### WRITTEN INSTRUCTION:
All of the data that follows should be retyped exactly, please, except the pictures.

### INFORMATION SHOWN:
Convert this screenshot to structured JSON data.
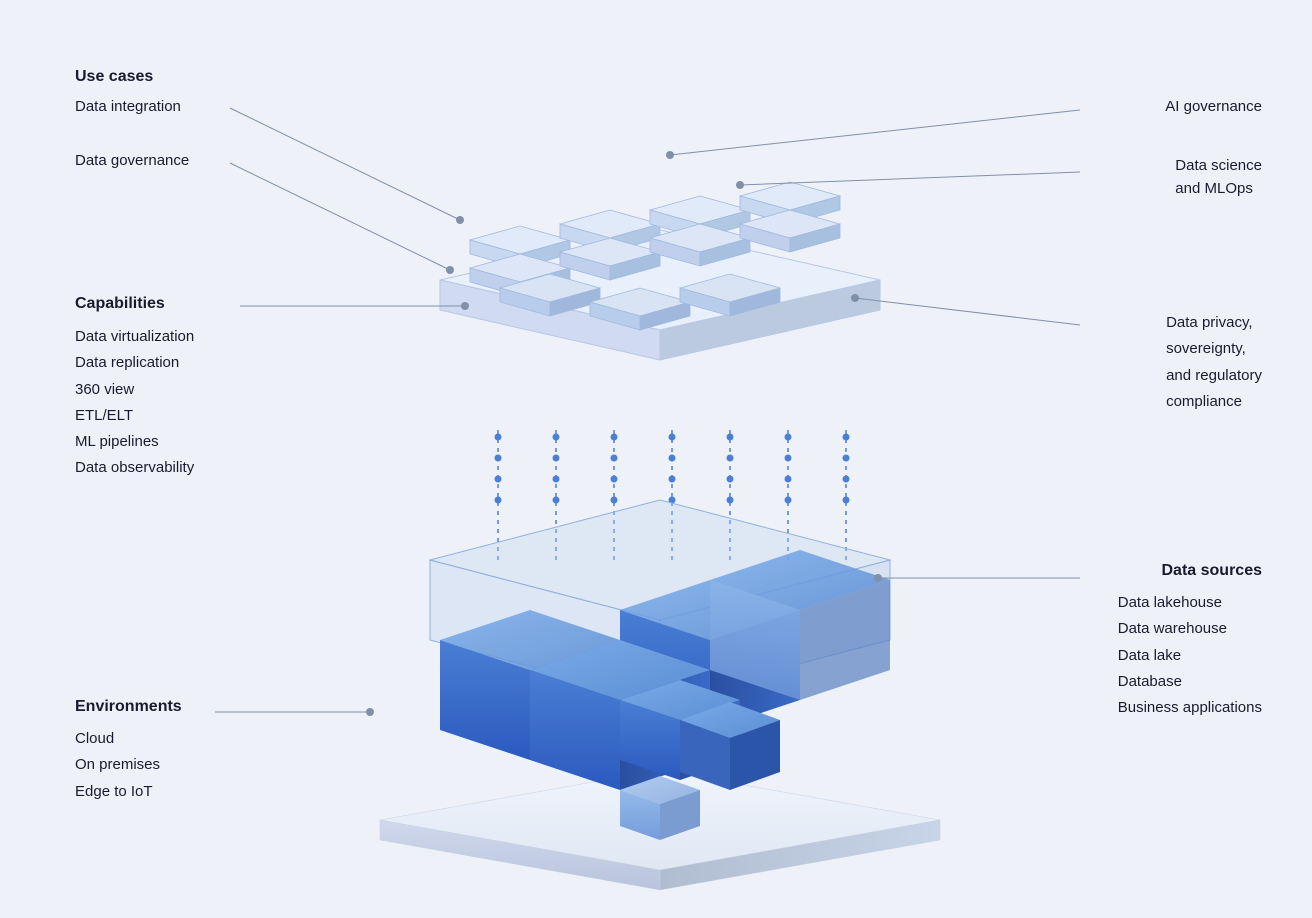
{
  "left": {
    "use_cases_title": "Use cases",
    "data_integration": "Data integration",
    "data_governance": "Data governance",
    "capabilities_title": "Capabilities",
    "capabilities_list": [
      "Data virtualization",
      "Data replication",
      "360 view",
      "ETL/ELT",
      "ML pipelines",
      "Data observability"
    ],
    "environments_title": "Environments",
    "environments_list": [
      "Cloud",
      "On premises",
      "Edge to IoT"
    ]
  },
  "right": {
    "ai_governance": "AI governance",
    "data_science_label": "Data science\nand MLOps",
    "data_privacy_label": "Data privacy,\nsovereignty,\nand regulatory\ncompliance",
    "data_sources_title": "Data sources",
    "data_sources_list": [
      "Data lakehouse",
      "Data warehouse",
      "Data lake",
      "Database",
      "Business applications"
    ]
  }
}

### TASK RESULT:
Convert this screenshot to structured JSON data.
{
  "left": {
    "use_cases_title": "Use cases",
    "data_integration": "Data integration",
    "data_governance": "Data governance",
    "capabilities_title": "Capabilities",
    "capabilities_list": [
      "Data virtualization",
      "Data replication",
      "360 view",
      "ETL/ELT",
      "ML pipelines",
      "Data observability"
    ],
    "environments_title": "Environments",
    "environments_list": [
      "Cloud",
      "On premises",
      "Edge to IoT"
    ]
  },
  "right": {
    "ai_governance": "AI governance",
    "data_science_label": "Data science\nand MLOps",
    "data_privacy_label": "Data privacy,\nsovereignty,\nand regulatory\ncompliance",
    "data_sources_title": "Data sources",
    "data_sources_list": [
      "Data lakehouse",
      "Data warehouse",
      "Data lake",
      "Database",
      "Business applications"
    ]
  }
}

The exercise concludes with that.